— begin —

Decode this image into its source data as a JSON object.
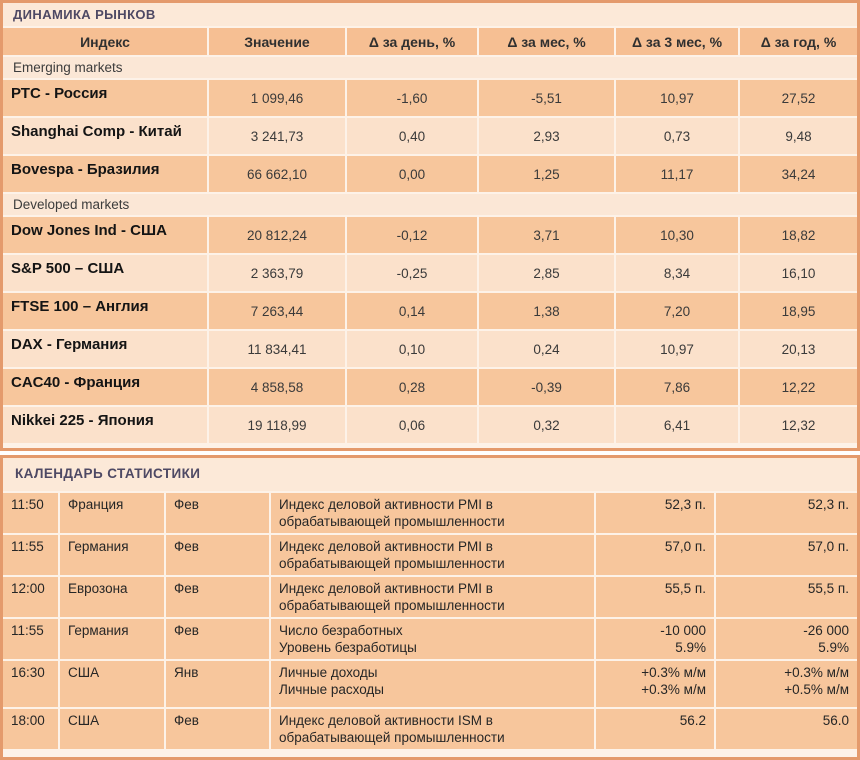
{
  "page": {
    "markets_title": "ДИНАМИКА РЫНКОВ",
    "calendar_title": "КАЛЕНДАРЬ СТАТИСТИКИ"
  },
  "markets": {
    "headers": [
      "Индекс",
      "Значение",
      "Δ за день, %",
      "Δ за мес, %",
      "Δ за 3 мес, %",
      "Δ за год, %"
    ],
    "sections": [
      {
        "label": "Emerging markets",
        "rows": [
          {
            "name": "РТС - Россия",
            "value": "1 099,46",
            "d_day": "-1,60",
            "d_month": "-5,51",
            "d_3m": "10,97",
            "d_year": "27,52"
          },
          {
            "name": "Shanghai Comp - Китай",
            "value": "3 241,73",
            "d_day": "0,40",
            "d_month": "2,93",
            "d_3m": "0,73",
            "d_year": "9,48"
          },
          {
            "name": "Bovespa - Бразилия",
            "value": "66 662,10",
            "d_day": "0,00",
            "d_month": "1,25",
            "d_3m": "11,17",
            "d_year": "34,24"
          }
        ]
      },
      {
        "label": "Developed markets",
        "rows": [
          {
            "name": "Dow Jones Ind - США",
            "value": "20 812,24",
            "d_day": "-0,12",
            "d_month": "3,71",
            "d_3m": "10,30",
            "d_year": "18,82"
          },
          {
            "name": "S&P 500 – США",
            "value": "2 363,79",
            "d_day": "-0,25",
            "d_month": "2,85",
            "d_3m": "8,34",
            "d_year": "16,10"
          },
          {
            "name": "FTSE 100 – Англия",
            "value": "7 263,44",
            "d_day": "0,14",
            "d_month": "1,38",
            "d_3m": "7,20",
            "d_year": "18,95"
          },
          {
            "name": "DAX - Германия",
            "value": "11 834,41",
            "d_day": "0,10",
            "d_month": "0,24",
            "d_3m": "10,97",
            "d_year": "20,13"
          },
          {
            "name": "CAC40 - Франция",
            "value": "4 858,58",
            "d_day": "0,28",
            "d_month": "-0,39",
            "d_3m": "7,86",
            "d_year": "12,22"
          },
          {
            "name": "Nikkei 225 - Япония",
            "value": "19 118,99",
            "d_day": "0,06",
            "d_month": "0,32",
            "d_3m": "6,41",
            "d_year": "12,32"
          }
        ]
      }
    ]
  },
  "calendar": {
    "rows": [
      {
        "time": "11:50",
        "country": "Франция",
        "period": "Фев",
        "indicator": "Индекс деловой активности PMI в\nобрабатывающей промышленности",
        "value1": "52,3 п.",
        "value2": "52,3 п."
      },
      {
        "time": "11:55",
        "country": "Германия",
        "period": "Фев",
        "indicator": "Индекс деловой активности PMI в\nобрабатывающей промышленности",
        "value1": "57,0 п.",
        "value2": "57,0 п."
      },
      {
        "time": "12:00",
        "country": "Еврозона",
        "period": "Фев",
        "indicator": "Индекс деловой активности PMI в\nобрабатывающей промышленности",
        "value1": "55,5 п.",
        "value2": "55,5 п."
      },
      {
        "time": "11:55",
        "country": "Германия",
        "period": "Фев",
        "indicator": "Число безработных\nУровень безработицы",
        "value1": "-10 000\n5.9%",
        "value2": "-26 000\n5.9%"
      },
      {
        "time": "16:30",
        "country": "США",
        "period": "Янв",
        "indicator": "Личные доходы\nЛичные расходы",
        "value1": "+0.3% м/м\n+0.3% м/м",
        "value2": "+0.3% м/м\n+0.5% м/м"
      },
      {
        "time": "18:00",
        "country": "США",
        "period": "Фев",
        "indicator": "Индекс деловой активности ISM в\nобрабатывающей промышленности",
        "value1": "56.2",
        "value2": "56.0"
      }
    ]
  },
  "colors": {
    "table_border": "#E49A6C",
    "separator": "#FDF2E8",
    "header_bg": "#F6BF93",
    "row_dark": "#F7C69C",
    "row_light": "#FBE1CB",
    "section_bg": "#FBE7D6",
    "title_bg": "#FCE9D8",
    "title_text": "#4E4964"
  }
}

— end —

== REQUEST ==
Collect each line holding the string "time".

== EXPECTED ANSWER ==
        "time": "11:50",
        "time": "11:55",
        "time": "12:00",
        "time": "11:55",
        "time": "16:30",
        "time": "18:00",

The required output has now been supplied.